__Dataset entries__
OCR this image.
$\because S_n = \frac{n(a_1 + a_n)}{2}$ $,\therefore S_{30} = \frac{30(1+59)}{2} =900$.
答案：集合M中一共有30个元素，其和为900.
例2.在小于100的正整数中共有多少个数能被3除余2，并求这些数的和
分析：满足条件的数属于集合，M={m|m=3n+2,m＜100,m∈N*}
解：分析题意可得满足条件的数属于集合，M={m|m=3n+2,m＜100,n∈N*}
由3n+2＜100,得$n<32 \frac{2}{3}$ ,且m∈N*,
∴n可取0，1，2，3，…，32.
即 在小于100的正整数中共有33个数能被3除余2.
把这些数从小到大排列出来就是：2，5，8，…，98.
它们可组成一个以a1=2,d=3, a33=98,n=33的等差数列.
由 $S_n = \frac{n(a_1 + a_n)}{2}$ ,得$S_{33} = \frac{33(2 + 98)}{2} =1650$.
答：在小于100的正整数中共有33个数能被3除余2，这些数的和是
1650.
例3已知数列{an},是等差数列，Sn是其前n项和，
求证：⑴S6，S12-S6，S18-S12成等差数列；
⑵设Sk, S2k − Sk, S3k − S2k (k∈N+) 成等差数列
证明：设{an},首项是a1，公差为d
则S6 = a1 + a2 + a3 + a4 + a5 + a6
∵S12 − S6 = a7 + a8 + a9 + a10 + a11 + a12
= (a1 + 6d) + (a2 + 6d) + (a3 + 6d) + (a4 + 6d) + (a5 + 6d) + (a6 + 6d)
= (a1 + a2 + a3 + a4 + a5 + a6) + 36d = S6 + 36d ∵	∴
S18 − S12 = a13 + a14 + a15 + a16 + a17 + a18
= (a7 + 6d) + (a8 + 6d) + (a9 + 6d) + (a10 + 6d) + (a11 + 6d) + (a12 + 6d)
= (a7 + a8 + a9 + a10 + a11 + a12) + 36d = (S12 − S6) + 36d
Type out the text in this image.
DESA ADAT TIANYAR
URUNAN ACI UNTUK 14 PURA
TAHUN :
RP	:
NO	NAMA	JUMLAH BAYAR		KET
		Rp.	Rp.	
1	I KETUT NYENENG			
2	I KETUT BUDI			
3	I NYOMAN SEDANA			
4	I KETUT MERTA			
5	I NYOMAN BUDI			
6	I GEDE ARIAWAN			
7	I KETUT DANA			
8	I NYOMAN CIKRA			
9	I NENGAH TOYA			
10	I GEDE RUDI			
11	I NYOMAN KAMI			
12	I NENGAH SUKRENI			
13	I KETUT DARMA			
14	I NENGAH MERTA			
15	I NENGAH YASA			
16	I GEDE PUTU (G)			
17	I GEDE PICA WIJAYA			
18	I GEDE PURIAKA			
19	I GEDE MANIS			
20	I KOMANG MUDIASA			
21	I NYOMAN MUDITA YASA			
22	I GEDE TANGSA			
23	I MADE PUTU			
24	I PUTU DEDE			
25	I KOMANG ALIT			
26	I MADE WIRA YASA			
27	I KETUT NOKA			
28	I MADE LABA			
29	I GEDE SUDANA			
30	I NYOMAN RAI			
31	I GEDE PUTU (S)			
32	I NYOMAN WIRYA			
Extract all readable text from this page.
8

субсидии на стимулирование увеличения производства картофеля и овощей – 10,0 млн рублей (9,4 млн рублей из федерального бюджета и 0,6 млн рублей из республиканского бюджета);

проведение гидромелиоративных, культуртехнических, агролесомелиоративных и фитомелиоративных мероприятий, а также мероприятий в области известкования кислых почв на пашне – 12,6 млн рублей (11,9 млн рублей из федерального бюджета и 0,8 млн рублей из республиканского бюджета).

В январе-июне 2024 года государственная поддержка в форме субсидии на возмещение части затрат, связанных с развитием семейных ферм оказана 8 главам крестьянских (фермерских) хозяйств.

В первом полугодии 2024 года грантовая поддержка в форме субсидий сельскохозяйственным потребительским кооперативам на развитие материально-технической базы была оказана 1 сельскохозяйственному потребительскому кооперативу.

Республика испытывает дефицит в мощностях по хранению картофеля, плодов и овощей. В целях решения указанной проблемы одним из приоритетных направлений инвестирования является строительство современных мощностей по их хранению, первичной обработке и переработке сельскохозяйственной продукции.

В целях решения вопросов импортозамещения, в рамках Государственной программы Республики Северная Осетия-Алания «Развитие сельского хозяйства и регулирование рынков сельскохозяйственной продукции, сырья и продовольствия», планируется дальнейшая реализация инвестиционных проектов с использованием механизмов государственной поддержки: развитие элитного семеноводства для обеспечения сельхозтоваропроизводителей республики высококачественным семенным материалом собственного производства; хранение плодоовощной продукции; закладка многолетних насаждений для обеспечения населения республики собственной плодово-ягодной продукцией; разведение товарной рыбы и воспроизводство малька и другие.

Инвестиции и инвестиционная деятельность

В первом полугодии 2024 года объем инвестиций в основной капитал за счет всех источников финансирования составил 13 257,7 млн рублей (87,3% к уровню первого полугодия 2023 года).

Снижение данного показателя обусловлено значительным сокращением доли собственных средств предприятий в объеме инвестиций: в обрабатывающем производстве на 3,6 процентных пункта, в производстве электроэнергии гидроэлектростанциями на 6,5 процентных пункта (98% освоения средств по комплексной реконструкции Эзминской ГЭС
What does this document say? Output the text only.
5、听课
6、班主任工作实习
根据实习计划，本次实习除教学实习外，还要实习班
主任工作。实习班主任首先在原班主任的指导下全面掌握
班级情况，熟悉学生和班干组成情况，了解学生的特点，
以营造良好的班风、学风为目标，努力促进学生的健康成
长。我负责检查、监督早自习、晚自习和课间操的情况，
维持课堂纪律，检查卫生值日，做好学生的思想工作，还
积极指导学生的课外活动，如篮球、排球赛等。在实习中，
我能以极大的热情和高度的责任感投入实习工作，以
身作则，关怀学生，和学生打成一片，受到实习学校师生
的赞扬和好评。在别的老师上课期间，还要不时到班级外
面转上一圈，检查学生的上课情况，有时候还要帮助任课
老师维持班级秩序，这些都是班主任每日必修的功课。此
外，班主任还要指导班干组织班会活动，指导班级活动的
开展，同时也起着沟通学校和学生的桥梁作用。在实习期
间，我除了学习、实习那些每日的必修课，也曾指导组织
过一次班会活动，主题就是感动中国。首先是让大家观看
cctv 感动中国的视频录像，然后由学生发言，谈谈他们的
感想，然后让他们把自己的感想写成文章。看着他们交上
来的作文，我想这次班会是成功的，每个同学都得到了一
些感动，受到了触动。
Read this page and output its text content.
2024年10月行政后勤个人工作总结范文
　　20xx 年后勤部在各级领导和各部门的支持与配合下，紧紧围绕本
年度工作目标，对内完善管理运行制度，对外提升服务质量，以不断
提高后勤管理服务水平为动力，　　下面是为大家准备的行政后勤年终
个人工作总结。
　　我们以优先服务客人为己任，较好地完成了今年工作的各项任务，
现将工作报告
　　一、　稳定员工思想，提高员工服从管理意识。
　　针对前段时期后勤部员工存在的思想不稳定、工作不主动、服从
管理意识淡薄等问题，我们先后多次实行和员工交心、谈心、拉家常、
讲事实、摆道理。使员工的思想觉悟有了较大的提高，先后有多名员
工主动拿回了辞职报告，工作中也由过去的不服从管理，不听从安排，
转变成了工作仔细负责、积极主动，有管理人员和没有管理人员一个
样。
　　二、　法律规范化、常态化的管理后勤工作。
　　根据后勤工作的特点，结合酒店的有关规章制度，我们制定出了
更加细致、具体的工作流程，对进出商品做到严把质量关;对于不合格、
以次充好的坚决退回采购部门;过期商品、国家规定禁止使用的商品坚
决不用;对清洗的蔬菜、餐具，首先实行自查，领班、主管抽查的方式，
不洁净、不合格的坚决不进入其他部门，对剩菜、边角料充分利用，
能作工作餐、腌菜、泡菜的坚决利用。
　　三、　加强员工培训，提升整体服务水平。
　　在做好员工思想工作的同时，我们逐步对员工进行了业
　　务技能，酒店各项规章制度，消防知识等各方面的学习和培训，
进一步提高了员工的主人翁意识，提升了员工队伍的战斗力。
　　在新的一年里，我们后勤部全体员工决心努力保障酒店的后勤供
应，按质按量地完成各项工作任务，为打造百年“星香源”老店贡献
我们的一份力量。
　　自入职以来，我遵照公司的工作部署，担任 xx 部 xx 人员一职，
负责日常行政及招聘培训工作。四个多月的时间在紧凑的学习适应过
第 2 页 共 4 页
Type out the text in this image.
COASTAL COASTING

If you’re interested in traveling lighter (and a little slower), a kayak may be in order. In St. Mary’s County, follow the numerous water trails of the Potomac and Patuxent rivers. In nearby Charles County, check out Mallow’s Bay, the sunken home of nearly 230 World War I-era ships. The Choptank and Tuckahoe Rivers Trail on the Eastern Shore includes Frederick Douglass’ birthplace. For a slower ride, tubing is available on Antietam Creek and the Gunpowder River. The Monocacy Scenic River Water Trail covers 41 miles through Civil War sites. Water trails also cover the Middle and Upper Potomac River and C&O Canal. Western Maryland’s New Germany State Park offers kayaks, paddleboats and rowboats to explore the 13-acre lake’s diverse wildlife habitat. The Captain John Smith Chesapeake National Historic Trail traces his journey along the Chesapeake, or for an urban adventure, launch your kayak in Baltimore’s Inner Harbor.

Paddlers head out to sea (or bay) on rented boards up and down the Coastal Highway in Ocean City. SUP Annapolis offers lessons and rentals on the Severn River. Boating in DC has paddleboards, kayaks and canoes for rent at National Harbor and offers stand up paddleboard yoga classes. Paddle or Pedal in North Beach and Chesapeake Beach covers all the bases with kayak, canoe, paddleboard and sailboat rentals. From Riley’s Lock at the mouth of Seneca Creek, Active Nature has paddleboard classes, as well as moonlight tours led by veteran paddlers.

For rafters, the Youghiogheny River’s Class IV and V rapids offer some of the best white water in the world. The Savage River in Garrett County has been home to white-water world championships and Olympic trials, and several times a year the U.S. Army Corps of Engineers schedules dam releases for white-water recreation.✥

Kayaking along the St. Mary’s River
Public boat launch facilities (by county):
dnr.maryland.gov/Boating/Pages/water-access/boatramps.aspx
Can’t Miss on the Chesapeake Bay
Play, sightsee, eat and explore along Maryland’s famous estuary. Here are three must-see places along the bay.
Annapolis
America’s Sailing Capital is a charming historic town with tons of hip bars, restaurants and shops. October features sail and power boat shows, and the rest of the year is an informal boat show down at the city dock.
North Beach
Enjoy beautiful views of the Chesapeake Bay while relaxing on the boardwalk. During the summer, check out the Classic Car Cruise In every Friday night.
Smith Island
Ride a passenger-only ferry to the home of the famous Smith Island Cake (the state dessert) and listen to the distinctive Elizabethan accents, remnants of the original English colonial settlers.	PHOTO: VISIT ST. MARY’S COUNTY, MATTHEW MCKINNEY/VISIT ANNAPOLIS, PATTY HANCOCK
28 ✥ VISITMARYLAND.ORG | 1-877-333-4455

__Aim__
The lines to collect are those holding the string "поддержка"; copy them all.

__Full answer__
В январе-июне 2024 года государственная поддержка в форме субсидии на возмещение части затрат, связанных с развитием семейных ферм оказана 8 главам крестьянских (фермерских) хозяйств.
В первом полугодии 2024 года грантовая поддержка в форме субсидий сельскохозяйственным потребительским кооперативам на развитие материально-технической базы была оказана 1 сельскохозяйственному потребительскому кооперативу.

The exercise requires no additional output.